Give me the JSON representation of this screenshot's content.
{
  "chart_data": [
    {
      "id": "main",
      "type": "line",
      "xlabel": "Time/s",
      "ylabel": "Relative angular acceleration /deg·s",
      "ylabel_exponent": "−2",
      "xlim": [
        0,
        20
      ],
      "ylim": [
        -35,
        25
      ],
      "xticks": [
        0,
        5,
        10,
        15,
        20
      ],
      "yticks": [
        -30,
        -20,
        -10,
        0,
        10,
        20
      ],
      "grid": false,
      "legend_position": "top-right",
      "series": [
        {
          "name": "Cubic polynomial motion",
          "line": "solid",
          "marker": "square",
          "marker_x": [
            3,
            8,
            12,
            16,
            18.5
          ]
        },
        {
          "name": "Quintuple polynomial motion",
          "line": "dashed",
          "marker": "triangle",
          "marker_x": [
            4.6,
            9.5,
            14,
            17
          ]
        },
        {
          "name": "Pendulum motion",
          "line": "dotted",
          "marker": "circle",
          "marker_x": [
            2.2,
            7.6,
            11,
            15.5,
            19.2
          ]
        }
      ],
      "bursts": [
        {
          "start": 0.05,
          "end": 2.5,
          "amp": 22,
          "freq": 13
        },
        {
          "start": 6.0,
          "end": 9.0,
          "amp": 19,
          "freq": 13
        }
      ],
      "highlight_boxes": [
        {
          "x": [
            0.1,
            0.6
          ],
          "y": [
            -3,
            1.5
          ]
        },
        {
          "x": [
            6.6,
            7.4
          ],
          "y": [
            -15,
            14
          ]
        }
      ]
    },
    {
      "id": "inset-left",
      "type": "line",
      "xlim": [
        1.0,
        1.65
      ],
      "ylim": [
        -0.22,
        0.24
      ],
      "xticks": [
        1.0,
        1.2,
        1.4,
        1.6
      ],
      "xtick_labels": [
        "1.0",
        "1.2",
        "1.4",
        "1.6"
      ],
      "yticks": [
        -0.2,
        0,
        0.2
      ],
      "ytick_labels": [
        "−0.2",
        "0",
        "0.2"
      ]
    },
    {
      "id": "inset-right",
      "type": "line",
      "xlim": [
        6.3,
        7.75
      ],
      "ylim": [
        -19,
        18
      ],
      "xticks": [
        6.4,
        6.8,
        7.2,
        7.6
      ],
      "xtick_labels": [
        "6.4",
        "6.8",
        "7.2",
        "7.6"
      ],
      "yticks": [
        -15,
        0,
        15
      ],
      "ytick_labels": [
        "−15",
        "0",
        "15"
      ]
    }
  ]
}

* **Exercise brief**
Extract all of the data shown above and repeat it verbatim.

* **Full solution**
Give me the JSON representation of this screenshot's content.
{
  "chart_data": [
    {
      "id": "main",
      "type": "line",
      "xlabel": "Time/s",
      "ylabel": "Relative angular acceleration /deg·s",
      "ylabel_exponent": "−2",
      "xlim": [
        0,
        20
      ],
      "ylim": [
        -35,
        25
      ],
      "xticks": [
        0,
        5,
        10,
        15,
        20
      ],
      "yticks": [
        -30,
        -20,
        -10,
        0,
        10,
        20
      ],
      "grid": false,
      "legend_position": "top-right",
      "series": [
        {
          "name": "Cubic polynomial motion",
          "line": "solid",
          "marker": "square",
          "marker_x": [
            3,
            8,
            12,
            16,
            18.5
          ]
        },
        {
          "name": "Quintuple polynomial motion",
          "line": "dashed",
          "marker": "triangle",
          "marker_x": [
            4.6,
            9.5,
            14,
            17
          ]
        },
        {
          "name": "Pendulum motion",
          "line": "dotted",
          "marker": "circle",
          "marker_x": [
            2.2,
            7.6,
            11,
            15.5,
            19.2
          ]
        }
      ],
      "bursts": [
        {
          "start": 0.05,
          "end": 2.5,
          "amp": 22,
          "freq": 13
        },
        {
          "start": 6.0,
          "end": 9.0,
          "amp": 19,
          "freq": 13
        }
      ],
      "highlight_boxes": [
        {
          "x": [
            0.1,
            0.6
          ],
          "y": [
            -3,
            1.5
          ]
        },
        {
          "x": [
            6.6,
            7.4
          ],
          "y": [
            -15,
            14
          ]
        }
      ]
    },
    {
      "id": "inset-left",
      "type": "line",
      "xlim": [
        1.0,
        1.65
      ],
      "ylim": [
        -0.22,
        0.24
      ],
      "xticks": [
        1.0,
        1.2,
        1.4,
        1.6
      ],
      "xtick_labels": [
        "1.0",
        "1.2",
        "1.4",
        "1.6"
      ],
      "yticks": [
        -0.2,
        0,
        0.2
      ],
      "ytick_labels": [
        "−0.2",
        "0",
        "0.2"
      ]
    },
    {
      "id": "inset-right",
      "type": "line",
      "xlim": [
        6.3,
        7.75
      ],
      "ylim": [
        -19,
        18
      ],
      "xticks": [
        6.4,
        6.8,
        7.2,
        7.6
      ],
      "xtick_labels": [
        "6.4",
        "6.8",
        "7.2",
        "7.6"
      ],
      "yticks": [
        -15,
        0,
        15
      ],
      "ytick_labels": [
        "−15",
        "0",
        "15"
      ]
    }
  ]
}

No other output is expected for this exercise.